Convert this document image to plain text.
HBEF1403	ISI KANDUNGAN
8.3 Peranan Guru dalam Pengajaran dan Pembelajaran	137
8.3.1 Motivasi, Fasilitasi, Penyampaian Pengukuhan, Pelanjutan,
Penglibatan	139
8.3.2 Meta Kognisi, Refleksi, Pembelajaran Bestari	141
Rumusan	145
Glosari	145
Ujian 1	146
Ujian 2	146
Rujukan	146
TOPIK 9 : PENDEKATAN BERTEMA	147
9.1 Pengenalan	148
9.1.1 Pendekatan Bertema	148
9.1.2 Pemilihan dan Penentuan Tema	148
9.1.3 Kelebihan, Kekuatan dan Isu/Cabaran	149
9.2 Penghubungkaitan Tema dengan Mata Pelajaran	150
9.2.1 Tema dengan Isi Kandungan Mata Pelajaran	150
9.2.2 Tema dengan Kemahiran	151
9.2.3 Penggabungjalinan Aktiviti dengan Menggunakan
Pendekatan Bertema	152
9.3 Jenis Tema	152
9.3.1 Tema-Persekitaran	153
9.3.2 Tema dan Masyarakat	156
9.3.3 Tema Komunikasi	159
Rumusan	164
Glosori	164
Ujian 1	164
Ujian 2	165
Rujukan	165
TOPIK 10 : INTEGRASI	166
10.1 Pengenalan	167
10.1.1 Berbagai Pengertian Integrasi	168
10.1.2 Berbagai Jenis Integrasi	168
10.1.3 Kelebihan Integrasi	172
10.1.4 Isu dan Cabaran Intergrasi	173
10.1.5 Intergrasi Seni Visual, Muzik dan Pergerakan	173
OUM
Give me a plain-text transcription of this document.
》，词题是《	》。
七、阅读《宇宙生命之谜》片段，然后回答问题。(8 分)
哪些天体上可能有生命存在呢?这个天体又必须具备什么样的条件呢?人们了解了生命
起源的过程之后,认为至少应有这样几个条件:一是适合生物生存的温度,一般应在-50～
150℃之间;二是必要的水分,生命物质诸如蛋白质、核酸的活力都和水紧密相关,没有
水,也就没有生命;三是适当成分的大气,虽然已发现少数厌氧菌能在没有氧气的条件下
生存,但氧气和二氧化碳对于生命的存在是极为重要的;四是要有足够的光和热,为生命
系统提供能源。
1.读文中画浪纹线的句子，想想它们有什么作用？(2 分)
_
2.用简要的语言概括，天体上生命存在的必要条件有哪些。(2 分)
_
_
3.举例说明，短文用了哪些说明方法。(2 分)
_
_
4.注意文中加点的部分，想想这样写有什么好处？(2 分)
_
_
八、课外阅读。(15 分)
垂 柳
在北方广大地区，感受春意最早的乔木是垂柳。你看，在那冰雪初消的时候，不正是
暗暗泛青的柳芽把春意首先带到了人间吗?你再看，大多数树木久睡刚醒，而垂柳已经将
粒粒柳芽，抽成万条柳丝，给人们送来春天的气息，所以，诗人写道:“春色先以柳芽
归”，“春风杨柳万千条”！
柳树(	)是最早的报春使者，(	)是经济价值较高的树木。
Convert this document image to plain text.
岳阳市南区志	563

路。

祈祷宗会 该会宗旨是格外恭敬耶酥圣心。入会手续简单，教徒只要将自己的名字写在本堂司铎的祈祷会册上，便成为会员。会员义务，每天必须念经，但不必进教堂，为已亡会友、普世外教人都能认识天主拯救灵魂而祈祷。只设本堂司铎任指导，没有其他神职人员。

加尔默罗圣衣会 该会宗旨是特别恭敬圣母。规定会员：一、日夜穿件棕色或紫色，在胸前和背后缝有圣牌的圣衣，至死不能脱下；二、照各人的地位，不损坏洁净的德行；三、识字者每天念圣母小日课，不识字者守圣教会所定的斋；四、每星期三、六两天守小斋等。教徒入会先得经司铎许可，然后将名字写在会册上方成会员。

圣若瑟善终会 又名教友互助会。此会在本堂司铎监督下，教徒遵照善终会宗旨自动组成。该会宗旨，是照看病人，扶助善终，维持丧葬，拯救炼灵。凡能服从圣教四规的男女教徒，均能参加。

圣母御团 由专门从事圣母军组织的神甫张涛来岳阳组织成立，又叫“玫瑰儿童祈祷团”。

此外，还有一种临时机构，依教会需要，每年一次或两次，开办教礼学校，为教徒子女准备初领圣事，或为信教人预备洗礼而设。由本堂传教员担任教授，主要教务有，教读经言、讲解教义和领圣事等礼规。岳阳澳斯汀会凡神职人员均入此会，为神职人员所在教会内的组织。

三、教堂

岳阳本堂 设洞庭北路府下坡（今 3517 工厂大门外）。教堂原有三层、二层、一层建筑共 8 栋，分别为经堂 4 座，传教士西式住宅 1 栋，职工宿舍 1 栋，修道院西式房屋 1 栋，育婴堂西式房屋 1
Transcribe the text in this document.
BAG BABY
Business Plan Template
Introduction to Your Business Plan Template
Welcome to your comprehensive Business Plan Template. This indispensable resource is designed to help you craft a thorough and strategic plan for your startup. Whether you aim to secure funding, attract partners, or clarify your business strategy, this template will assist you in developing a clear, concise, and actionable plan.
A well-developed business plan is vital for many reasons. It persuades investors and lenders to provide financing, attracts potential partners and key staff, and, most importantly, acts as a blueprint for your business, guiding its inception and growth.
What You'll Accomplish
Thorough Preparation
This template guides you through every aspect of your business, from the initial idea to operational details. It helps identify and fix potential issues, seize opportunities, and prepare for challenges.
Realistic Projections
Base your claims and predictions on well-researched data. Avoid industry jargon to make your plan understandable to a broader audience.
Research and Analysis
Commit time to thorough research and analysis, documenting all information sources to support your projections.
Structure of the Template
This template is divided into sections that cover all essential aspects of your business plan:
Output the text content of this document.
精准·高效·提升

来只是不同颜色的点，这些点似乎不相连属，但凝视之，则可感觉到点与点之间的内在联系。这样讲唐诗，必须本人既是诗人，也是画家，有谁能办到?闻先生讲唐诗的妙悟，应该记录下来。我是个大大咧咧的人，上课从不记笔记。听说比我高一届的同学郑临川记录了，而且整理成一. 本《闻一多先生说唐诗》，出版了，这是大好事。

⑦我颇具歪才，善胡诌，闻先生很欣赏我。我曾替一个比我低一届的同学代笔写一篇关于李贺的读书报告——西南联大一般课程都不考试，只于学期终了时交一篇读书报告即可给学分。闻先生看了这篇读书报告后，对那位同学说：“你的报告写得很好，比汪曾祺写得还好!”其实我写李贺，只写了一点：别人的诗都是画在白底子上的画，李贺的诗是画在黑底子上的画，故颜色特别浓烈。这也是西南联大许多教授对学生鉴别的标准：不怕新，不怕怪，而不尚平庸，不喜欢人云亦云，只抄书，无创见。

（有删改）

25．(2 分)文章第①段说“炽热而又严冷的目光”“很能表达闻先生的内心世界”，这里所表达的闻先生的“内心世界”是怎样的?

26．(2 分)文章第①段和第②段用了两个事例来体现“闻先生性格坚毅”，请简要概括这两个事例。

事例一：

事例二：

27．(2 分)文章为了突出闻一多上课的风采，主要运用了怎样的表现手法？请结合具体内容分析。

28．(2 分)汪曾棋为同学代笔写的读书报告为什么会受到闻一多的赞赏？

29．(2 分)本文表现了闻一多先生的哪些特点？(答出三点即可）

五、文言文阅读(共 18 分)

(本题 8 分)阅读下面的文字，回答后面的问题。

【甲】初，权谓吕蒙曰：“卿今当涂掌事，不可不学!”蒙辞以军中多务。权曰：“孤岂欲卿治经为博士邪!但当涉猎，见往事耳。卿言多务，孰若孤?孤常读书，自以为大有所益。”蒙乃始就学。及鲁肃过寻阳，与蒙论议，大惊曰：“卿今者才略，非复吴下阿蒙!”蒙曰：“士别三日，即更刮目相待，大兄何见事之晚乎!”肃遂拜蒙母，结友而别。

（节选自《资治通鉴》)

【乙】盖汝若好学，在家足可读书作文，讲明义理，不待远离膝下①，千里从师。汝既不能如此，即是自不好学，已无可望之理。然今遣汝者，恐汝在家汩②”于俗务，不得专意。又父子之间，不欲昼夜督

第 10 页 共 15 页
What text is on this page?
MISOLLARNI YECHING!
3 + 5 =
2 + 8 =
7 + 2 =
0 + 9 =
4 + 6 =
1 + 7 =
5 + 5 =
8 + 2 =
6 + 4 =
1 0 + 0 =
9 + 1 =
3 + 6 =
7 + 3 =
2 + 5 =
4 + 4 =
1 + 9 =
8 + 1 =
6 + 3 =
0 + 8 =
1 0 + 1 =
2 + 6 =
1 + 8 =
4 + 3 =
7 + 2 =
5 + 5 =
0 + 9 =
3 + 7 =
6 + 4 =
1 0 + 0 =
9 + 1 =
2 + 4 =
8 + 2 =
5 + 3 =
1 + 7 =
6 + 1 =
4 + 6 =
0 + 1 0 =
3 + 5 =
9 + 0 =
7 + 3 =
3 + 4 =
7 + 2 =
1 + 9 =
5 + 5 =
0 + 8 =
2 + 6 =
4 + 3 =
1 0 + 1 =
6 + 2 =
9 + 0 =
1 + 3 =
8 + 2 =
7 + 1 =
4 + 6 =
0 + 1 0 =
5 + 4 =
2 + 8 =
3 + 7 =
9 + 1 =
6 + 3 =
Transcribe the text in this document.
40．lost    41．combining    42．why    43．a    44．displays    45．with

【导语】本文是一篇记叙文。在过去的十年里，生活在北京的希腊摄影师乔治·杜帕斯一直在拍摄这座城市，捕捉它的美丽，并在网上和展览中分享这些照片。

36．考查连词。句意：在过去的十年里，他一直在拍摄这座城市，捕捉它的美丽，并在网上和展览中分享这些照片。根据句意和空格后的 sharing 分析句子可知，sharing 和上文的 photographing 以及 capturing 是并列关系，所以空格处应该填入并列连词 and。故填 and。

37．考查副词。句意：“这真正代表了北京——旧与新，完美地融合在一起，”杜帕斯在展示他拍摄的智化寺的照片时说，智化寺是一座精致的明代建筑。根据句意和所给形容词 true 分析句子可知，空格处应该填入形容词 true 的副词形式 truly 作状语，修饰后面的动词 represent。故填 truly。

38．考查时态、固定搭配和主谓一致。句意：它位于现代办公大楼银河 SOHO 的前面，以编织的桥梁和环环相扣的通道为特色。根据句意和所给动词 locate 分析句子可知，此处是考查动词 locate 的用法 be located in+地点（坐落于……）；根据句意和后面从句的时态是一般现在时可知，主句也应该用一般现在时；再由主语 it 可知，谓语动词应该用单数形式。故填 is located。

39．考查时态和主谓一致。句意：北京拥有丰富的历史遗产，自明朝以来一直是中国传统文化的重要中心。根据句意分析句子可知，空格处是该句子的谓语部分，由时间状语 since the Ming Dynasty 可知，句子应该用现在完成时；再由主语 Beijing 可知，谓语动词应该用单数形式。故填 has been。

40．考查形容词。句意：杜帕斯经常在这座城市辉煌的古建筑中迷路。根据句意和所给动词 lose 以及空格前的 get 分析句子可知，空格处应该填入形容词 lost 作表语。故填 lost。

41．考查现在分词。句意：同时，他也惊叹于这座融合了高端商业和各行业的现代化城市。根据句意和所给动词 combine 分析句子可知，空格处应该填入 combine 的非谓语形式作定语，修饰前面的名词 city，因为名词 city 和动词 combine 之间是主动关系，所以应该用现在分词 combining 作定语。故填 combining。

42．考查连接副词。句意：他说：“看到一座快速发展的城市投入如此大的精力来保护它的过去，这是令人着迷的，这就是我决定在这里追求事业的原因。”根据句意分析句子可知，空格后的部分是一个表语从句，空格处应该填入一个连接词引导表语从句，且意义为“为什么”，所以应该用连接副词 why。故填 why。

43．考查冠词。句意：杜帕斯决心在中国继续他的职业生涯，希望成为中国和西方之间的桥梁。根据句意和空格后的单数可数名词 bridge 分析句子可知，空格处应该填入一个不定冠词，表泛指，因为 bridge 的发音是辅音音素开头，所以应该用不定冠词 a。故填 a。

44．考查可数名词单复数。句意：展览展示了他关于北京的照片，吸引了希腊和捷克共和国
============
Check each line of the records for the word "combining" and extract those that contain it.

(The solution):
40．lost    41．combining    42．why    43．a    44．displays    45．with
41．考查现在分词。句意：同时，他也惊叹于这座融合了高端商业和各行业的现代化城市。根据句意和所给动词 combine 分析句子可知，空格处应该填入 combine 的非谓语形式作定语，修饰前面的名词 city，因为名词 city 和动词 combine 之间是主动关系，所以应该用现在分词 combining 作定语。故填 combining。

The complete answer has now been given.